## begin

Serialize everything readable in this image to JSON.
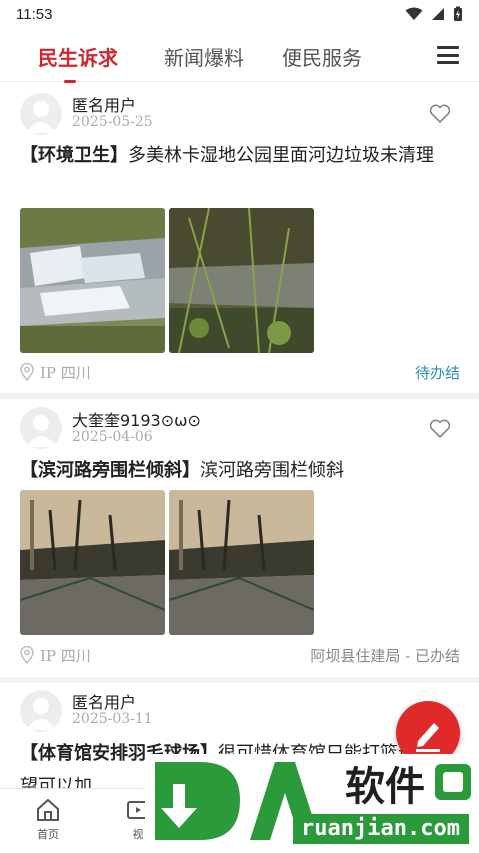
{
  "status_bar": {
    "time": "11:53"
  },
  "tabs": [
    {
      "label": "民生诉求",
      "active": true
    },
    {
      "label": "新闻爆料",
      "active": false
    },
    {
      "label": "便民服务",
      "active": false
    }
  ],
  "posts": [
    {
      "username": "匿名用户",
      "date": "2025-05-25",
      "tag": "【环境卫生】",
      "text": "多美林卡湿地公园里面河边垃圾未清理",
      "ip": "IP 四川",
      "status": "待办结"
    },
    {
      "username": "大奎奎9193⊙ω⊙",
      "date": "2025-04-06",
      "tag": "【滨河路旁围栏倾斜】",
      "text": "滨河路旁围栏倾斜",
      "ip": "IP 四川",
      "status": "阿坝县住建局 - 已办结"
    },
    {
      "username": "匿名用户",
      "date": "2025-03-11",
      "tag": "【体育馆安排羽毛球场】",
      "text": "很可惜体育馆只能打篮球，希望可以加",
      "ip": "",
      "status": ""
    }
  ],
  "bottom_nav": [
    {
      "label": "首页",
      "icon": "home-icon"
    },
    {
      "label": "视",
      "icon": "video-icon"
    }
  ],
  "watermark": {
    "brand": "软件",
    "url": "ruanjian.com"
  },
  "colors": {
    "accent": "#d0262d",
    "pending": "#2a8fb5",
    "fab": "#e02a2a"
  }
}
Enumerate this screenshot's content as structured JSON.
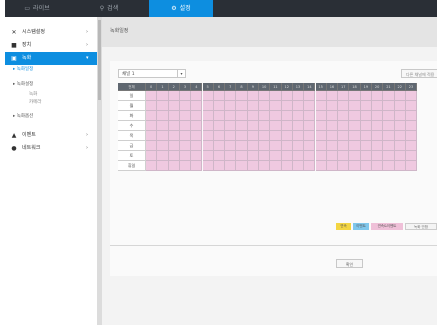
{
  "tabs": [
    {
      "label": "라이브",
      "icon": "monitor-icon"
    },
    {
      "label": "검색",
      "icon": "search-icon"
    },
    {
      "label": "설정",
      "icon": "gear-icon"
    }
  ],
  "sidebar": {
    "items": [
      {
        "label": "시스템설정",
        "icon": "tools-icon"
      },
      {
        "label": "장치",
        "icon": "camera-icon"
      },
      {
        "label": "녹화",
        "icon": "record-icon"
      },
      {
        "label": "이벤트",
        "icon": "bell-icon"
      },
      {
        "label": "네트워크",
        "icon": "globe-icon"
      }
    ],
    "record_subitems": [
      "녹화일정",
      "녹화설정"
    ],
    "record_settings_children": [
      "녹화",
      "카메라"
    ],
    "extra_item": "녹화옵션"
  },
  "page_title": "녹화일정",
  "camera_select": "채널 1",
  "top_right_button": "다른 채널에 적용",
  "schedule": {
    "header_label": "전체",
    "hours": [
      "0",
      "1",
      "2",
      "3",
      "4",
      "5",
      "6",
      "7",
      "8",
      "9",
      "10",
      "11",
      "12",
      "13",
      "14",
      "15",
      "16",
      "17",
      "18",
      "19",
      "20",
      "21",
      "22",
      "23"
    ],
    "days": [
      "일",
      "월",
      "화",
      "수",
      "목",
      "금",
      "토",
      "휴일"
    ]
  },
  "legend": [
    "연속",
    "이벤트",
    "연속&이벤트",
    "녹화 안함"
  ],
  "ok_button": "확인",
  "colors": {
    "accent": "#0d8ee0",
    "continuous": "#f3d542",
    "event": "#7fc7ec",
    "both": "#efc0d8",
    "topbar": "#2a2f36"
  }
}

## end

Copy all lines of the material above where the string "JSON" occurs.

▶ ANSWER:
Serialize everything readable in this image to JSON.
Enumerate this screenshot's content as structured JSON.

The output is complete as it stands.